CHALLENGE 1 >> List every Python module that the gradient descent text below imports, naming each one only once.

### Sample Data

In [1]:
import numpy as np

np.random.seed(444)

N = 10000
sigma = 0.1
noise = sigma * np.random.randn(N)
x = np.linspace(0, 2, N)
d = 3 + 2 * x + noise
d.shape = (N, 1)

# We need to prepend a column vector of 1s to `x`.
X = np.column_stack((np.ones(N, dtype=x.dtype), x))
print(X.shape)
(10000, 2)

(10000, 2)


(10000, 2)

### Gradient Descent in Pure Python

In [2]:
import itertools as it

def py_descent(x, d, mu, N_epochs):
    N = len(x)
    f = 2 / N

    # "Empty" predictions, errors, weights, gradients.
    y = [0] * N
    w = [0, 0]
    grad = [0, 0]

    for _ in it.repeat(None, N_epochs):
        # Can't use a generator because we need to
        # access its elements twice.
        err = tuple(i - j for i, j in zip(d, y))
        grad[0] = f * sum(err)
        grad[1] = f * sum(i * j for i, j in zip(err, x))
        w = [i + mu * j for i, j in zip(w, grad)]
        y = (w[0] + w[1] * i for i in x)
    return w

In [3]:
# Now, use this to find a solution:

import time

x_list = x.tolist()
d_list = d.squeeze().tolist()  # Need 1d lists

# `mu` is a step size, or scaling factor.
mu = 0.001
N_epochs = 10000

t0 = time.time()
py_w = py_descent(x_list, d_list, mu, N_epochs)
t1 = time.time()

print(py_w)
[2.959859852416156, 2.0329649630002757]

print('Solve time: {:.2f} seconds'.format(round(t1 - t0, 2)))

[2.959859852416156, 2.0329649630002757]
Solve time: 21.71 seconds


### Using NumPy

In [4]:
def np_descent(x, d, mu, N_epochs):
    d = d.squeeze()
    N = len(x)
    f = 2 / N

    y = np.zeros(N)
    err = np.zeros(N)
    w = np.zeros(2)
    grad = np.empty(2)

    for _ in it.repeat(None, N_epochs):
        np.subtract(d, y, out=err)
        grad[:] = f * np.sum(err), f * (err @ x)
        w = w + mu * grad
        y = w[0] + w[1] * x
    return w

np_w = np_descent(x, d, mu, N_epochs)
print(np_w)

[2.95985985 2.03296496]


In [5]:
import timeit

setup = ("from __main__ import x, d, mu, N_epochs, np_descent;"
         "import numpy as np")
repeat = 5
number = 5  # Number of loops within each repeat

np_times = timeit.repeat('np_descent(x, d, mu, N_epochs)', setup=setup,
                         repeat=repeat, number=number)

print(min(np_times) / number)

0.320755106


In [None]:
import numpy as np

def gradient_descent(gradient, start, learn_rate, n_iter = 50, tolerance = 1e-06):
    vector = start
    for _ in range(n_iter):
        diff = -learn_rate * gradient(vector)
        if np.all(np.abs(diff) <= tolerance):
            break
        vector += diff
    return vector

In [None]:
def gradient_descent(gradient, x, y, start, learn_rate=0.1, n_iter=50, tolerance=1e-06):
    vector = start
    for _ in range(n_iter):
        diff = -learn_rate * np.array(gradient(x, y, vector))

DATA LISTING >>
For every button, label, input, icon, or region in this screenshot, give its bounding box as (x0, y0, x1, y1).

...

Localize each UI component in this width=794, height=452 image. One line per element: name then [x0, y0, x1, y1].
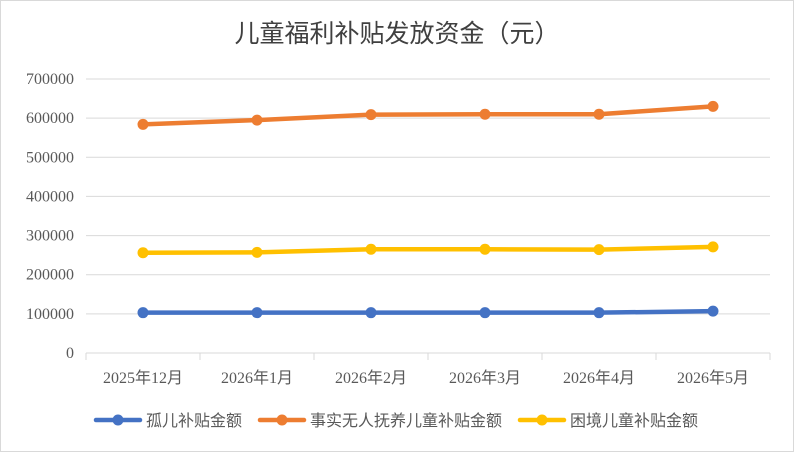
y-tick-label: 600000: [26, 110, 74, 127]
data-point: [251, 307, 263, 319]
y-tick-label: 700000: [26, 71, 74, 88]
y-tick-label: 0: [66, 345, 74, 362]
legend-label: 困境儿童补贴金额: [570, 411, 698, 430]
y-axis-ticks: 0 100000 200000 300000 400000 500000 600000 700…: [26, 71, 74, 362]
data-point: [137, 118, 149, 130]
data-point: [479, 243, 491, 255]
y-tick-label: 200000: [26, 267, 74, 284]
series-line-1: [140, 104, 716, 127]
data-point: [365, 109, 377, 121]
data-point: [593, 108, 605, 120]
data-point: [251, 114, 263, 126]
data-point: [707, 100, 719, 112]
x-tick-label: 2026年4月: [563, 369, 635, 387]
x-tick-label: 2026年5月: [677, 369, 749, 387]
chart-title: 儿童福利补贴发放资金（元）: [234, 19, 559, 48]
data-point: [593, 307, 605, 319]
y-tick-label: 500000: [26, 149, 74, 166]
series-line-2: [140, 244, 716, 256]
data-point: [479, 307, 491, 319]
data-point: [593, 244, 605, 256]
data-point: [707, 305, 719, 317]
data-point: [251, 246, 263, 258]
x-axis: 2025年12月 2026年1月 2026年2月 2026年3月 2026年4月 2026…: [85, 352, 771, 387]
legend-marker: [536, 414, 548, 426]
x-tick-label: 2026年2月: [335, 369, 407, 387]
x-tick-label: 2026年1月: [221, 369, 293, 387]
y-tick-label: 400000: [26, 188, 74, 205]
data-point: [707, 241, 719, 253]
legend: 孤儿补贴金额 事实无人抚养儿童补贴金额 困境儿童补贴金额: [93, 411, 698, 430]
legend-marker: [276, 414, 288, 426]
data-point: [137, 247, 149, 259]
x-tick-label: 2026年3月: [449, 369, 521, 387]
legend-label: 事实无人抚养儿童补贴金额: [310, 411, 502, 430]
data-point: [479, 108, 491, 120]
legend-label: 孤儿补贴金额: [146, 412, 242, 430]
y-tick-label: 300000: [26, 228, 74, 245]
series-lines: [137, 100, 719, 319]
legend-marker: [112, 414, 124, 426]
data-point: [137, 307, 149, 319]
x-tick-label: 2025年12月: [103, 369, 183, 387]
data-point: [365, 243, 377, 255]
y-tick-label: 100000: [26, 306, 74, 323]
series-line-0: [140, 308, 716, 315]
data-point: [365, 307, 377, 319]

==

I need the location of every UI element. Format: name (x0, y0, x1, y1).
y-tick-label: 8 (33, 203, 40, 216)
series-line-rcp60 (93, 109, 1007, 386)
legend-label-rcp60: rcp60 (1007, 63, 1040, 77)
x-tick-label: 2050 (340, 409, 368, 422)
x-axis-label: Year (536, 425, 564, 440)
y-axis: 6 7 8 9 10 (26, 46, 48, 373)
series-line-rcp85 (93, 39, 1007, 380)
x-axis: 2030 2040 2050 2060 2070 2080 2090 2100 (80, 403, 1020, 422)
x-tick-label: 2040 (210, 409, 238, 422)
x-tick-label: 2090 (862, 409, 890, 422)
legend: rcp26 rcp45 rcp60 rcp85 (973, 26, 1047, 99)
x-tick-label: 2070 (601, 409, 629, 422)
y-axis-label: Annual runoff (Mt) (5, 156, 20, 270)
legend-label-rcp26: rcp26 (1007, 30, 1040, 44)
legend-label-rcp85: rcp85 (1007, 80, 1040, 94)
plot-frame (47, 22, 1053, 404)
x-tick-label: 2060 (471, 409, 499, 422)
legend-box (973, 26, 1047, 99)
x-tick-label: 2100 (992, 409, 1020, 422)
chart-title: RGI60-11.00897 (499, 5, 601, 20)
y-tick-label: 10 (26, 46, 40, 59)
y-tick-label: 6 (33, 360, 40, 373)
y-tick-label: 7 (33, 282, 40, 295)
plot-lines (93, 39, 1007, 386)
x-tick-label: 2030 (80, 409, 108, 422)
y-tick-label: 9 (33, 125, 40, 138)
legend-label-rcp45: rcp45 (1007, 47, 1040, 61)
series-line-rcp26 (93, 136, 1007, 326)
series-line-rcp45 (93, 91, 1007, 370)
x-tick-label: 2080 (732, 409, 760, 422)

CHALLENGE 2 >> Duplicate the stretch of the records from the line that contains "I need the location" through the line that contains "legend-label-rcp26: rcp26 (1007, 30, 1040, 44)", including both of those lines.

EXERCISE RESPONSE 1 >>
numpy
itertools
time
timeit

EXERCISE RESPONSE 2 >>
I need the location of every UI element. Format: name (x0, y0, x1, y1).
y-tick-label: 8 (33, 203, 40, 216)
series-line-rcp60 (93, 109, 1007, 386)
legend-label-rcp60: rcp60 (1007, 63, 1040, 77)
x-tick-label: 2050 (340, 409, 368, 422)
x-axis-label: Year (536, 425, 564, 440)
y-axis: 6 7 8 9 10 (26, 46, 48, 373)
series-line-rcp85 (93, 39, 1007, 380)
x-axis: 2030 2040 2050 2060 2070 2080 2090 2100 (80, 403, 1020, 422)
x-tick-label: 2040 (210, 409, 238, 422)
x-tick-label: 2090 (862, 409, 890, 422)
legend: rcp26 rcp45 rcp60 rcp85 (973, 26, 1047, 99)
x-tick-label: 2070 (601, 409, 629, 422)
y-axis-label: Annual runoff (Mt) (5, 156, 20, 270)
legend-label-rcp26: rcp26 (1007, 30, 1040, 44)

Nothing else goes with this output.